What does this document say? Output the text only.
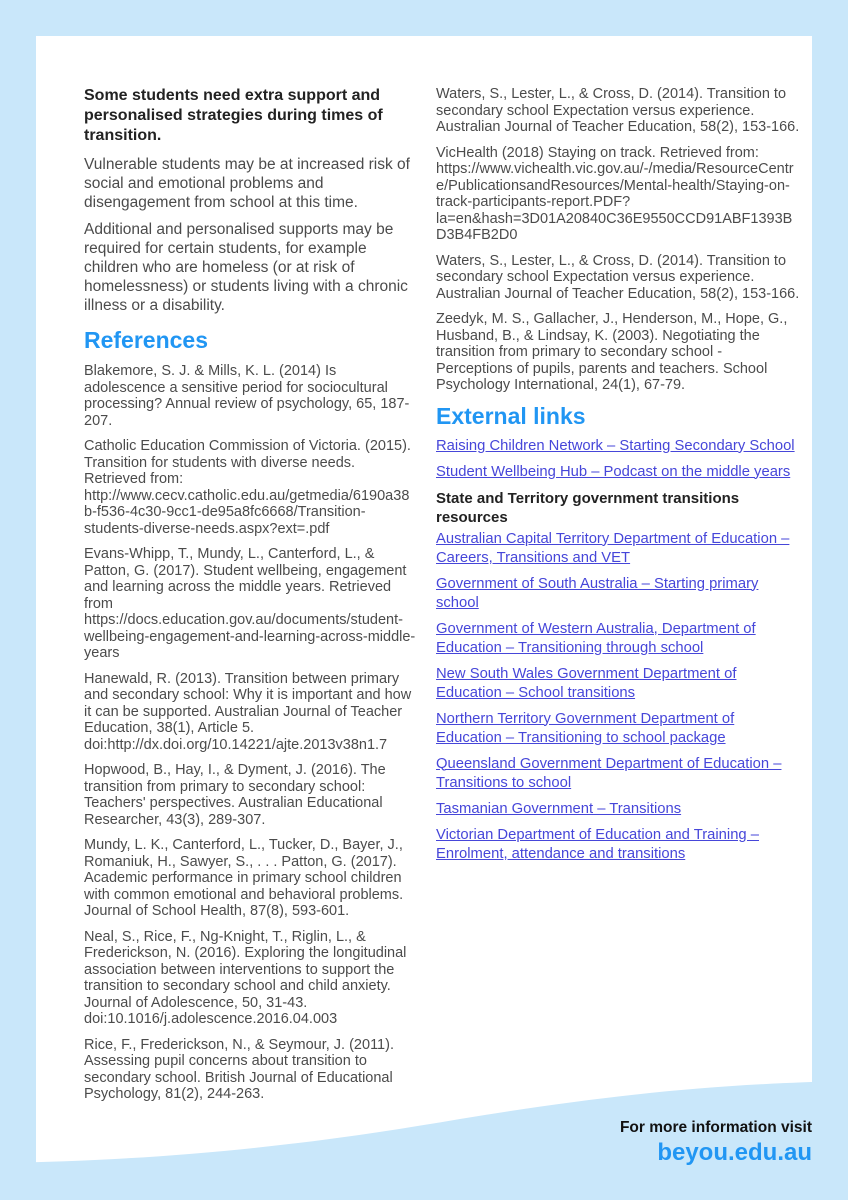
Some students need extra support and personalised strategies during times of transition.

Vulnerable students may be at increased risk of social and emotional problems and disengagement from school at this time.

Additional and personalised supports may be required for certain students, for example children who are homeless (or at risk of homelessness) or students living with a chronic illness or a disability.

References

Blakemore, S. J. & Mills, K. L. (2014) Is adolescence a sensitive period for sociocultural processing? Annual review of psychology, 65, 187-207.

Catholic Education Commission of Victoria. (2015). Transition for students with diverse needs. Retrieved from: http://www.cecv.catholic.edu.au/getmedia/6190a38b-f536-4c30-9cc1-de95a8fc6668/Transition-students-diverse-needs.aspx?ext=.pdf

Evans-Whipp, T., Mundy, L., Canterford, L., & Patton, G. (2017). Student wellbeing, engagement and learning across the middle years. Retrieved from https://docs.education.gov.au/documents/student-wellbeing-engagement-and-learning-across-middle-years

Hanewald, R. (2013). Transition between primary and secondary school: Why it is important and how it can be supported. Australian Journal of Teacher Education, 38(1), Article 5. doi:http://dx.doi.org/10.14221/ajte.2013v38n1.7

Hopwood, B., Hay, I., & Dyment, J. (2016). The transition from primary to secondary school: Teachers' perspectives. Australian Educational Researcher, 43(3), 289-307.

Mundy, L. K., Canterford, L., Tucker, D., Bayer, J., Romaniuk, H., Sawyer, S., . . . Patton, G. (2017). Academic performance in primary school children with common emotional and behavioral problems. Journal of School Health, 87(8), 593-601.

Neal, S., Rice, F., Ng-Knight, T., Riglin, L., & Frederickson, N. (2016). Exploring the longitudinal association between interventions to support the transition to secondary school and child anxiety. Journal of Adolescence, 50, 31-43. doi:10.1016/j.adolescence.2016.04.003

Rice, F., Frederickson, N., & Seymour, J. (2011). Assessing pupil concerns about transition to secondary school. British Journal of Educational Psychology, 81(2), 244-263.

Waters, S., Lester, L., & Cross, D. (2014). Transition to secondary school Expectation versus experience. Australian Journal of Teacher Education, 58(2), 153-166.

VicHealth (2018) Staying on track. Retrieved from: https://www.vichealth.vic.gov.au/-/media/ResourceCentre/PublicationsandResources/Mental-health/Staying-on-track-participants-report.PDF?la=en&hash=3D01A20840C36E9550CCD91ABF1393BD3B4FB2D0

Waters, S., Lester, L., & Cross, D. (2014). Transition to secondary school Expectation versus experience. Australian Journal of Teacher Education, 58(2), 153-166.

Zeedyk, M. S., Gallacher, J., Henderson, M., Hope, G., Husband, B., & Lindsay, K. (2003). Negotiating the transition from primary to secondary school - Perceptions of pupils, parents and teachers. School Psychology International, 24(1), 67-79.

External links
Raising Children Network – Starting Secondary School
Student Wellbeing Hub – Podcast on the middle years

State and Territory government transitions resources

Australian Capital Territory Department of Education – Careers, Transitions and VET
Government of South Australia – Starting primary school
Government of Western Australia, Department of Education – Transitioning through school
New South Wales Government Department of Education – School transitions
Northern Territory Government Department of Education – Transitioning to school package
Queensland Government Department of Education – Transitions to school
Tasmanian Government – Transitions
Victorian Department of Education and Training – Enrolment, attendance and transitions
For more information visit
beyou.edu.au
########
→ TO DO
Filter the data for the string "Educational" and copy every line that has it.

→ EXERCISE OUTPUT
Hopwood, B., Hay, I., & Dyment, J. (2016). The transition from primary to secondary school: Teachers' perspectives. Australian Educational Researcher, 43(3), 289-307.
Rice, F., Frederickson, N., & Seymour, J. (2011). Assessing pupil concerns about transition to secondary school. British Journal of Educational Psychology, 81(2), 244-263.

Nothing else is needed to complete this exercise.